■ Set exercise: Determine the number of lines containing the word "news", and state that figure alone.

* start Material provided *

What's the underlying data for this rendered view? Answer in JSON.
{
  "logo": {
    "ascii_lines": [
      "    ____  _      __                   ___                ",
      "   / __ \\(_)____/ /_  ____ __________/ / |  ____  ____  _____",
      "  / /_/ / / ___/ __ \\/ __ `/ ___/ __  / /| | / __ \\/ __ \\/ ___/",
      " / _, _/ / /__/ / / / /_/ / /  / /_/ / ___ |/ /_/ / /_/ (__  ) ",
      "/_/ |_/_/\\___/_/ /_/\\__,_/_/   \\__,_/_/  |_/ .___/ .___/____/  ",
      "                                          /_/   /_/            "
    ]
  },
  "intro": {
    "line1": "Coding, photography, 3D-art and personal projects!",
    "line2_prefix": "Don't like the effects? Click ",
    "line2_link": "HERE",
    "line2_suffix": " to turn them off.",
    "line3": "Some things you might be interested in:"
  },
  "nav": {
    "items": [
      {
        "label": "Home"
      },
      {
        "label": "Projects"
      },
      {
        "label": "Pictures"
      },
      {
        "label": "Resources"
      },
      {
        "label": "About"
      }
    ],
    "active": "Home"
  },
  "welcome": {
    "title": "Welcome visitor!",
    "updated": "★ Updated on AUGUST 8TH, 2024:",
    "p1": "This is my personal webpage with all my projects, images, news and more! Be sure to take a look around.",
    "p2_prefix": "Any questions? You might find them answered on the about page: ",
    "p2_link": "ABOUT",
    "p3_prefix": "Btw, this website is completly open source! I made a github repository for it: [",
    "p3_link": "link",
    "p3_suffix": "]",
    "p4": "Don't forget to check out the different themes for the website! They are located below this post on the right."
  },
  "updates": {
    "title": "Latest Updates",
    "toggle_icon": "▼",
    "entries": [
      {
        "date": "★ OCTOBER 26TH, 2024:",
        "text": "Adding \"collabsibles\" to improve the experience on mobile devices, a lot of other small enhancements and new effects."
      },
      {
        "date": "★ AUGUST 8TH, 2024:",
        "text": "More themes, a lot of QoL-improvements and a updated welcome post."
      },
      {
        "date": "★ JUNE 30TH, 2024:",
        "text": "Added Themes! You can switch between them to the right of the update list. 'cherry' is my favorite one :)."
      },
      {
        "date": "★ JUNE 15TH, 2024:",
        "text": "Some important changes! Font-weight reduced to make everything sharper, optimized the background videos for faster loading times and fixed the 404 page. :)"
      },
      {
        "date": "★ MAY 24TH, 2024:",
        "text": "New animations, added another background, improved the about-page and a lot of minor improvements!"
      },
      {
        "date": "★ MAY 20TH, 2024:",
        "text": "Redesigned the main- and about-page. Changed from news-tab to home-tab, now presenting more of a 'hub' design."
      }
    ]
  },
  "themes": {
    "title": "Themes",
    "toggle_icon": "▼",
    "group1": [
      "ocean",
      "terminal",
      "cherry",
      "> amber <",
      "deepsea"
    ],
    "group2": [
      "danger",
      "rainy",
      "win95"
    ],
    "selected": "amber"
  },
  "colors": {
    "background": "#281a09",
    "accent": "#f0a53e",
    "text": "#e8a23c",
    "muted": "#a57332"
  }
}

* end Material provided *

■ Task response: 2